**Task to complete**
Work out how many lines include "MAYES" and answer with that number only.

Dataset entries
----

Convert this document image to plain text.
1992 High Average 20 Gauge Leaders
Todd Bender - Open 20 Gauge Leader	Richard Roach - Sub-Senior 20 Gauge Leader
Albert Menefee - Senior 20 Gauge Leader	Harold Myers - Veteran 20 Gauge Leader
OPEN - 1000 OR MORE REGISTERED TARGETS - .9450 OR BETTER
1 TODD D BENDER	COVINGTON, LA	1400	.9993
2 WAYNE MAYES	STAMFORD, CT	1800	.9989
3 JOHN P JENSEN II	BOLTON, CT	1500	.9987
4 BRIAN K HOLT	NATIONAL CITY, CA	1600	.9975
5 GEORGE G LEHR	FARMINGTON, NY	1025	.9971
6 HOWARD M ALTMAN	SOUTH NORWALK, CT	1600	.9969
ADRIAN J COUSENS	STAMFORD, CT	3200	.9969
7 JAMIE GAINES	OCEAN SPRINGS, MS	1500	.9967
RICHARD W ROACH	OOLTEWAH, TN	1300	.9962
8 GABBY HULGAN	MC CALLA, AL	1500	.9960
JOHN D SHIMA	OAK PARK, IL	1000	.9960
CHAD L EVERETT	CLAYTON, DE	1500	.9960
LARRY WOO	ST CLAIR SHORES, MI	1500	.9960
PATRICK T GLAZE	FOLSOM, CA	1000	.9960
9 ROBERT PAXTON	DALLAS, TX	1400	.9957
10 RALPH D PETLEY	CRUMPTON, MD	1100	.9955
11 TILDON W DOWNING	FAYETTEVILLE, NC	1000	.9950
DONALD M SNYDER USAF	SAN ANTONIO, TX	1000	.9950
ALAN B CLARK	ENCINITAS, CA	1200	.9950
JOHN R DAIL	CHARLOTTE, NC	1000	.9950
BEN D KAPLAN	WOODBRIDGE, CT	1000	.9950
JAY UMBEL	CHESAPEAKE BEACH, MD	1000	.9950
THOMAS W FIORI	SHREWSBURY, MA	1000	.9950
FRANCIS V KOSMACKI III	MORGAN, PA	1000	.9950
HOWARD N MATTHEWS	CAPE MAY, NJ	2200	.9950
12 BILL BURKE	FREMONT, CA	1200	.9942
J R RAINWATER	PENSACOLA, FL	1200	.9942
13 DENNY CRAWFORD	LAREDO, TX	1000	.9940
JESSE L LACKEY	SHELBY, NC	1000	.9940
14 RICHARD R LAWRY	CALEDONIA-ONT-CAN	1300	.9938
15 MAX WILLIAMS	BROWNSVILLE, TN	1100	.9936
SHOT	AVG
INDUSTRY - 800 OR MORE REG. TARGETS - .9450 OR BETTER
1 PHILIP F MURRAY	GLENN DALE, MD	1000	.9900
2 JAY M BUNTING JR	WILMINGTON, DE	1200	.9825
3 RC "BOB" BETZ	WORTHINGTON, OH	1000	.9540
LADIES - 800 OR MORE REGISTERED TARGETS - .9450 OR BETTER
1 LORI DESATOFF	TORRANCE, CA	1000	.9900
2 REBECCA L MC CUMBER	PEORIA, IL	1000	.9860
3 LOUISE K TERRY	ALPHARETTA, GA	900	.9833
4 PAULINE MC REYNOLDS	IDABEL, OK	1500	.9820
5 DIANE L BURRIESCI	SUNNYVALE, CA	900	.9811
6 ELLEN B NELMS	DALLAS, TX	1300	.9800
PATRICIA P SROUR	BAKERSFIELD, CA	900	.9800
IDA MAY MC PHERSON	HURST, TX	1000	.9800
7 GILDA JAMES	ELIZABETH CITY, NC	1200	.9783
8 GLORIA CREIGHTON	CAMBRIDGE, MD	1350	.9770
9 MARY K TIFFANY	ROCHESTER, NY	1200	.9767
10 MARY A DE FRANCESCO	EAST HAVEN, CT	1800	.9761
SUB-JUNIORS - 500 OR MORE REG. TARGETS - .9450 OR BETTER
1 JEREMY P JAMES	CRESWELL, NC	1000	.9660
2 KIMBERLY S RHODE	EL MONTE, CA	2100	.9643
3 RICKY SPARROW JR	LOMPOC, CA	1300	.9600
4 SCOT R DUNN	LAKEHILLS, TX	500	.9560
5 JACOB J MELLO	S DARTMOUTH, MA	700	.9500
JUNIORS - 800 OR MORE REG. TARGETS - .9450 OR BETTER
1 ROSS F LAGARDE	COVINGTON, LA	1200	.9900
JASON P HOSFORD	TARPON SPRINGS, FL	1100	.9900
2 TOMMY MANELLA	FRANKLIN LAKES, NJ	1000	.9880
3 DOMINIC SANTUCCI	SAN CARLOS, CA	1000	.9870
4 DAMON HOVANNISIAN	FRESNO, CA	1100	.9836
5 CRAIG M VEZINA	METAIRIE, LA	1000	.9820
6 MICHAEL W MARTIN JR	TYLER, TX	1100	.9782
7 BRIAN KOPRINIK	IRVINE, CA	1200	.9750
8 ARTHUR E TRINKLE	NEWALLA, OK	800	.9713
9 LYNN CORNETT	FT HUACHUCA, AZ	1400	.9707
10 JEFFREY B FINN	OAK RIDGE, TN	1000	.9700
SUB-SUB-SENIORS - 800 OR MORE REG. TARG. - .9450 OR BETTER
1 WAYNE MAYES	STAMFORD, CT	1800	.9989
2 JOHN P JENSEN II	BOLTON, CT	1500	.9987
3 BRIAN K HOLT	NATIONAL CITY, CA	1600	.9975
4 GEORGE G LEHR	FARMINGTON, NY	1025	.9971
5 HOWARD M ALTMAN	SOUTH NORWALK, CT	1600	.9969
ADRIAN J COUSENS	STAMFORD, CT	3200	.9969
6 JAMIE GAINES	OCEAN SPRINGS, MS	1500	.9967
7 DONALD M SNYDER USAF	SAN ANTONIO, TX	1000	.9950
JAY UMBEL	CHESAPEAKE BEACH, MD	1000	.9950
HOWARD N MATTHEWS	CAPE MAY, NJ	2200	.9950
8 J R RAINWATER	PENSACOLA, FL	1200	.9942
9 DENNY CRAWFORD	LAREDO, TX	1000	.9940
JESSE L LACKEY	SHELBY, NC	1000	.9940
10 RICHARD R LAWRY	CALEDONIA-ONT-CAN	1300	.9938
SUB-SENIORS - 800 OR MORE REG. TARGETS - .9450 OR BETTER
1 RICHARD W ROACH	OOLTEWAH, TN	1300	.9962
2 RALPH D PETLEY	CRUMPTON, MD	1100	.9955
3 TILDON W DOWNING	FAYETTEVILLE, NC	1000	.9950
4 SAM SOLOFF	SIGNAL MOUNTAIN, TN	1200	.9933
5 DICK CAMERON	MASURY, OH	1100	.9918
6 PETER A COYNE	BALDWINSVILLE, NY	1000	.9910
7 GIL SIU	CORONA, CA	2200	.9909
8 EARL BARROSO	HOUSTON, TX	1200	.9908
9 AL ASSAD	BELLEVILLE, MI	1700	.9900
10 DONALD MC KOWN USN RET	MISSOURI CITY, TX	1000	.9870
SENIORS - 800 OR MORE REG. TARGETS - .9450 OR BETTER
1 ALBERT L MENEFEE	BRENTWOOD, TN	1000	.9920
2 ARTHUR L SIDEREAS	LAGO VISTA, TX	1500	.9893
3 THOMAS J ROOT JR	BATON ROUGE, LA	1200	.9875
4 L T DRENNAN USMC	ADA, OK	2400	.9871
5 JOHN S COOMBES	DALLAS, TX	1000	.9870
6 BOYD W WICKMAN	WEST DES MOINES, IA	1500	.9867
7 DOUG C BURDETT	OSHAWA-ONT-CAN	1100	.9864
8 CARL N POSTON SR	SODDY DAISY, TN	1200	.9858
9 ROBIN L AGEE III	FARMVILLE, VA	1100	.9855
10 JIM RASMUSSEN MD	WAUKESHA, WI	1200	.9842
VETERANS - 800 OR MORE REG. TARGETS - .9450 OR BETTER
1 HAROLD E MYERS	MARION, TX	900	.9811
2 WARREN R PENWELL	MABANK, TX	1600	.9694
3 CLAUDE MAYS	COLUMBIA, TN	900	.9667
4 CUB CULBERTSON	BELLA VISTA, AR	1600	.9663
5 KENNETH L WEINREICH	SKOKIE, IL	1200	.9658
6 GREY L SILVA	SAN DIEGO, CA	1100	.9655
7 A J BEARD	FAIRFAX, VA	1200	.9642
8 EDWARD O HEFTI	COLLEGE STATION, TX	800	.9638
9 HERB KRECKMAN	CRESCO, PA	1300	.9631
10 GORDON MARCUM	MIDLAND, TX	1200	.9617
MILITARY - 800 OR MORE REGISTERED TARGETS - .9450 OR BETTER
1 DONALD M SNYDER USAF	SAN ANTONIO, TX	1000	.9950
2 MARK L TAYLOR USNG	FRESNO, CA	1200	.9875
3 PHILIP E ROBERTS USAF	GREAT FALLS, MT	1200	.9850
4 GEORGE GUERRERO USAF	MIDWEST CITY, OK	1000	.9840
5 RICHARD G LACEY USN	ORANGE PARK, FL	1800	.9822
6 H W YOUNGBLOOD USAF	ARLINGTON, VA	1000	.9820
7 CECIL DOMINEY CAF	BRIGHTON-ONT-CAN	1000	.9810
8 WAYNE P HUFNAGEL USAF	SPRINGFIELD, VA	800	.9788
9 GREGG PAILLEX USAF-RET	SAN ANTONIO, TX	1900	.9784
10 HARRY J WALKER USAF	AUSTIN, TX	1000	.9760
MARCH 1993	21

----

**Exercise output**
2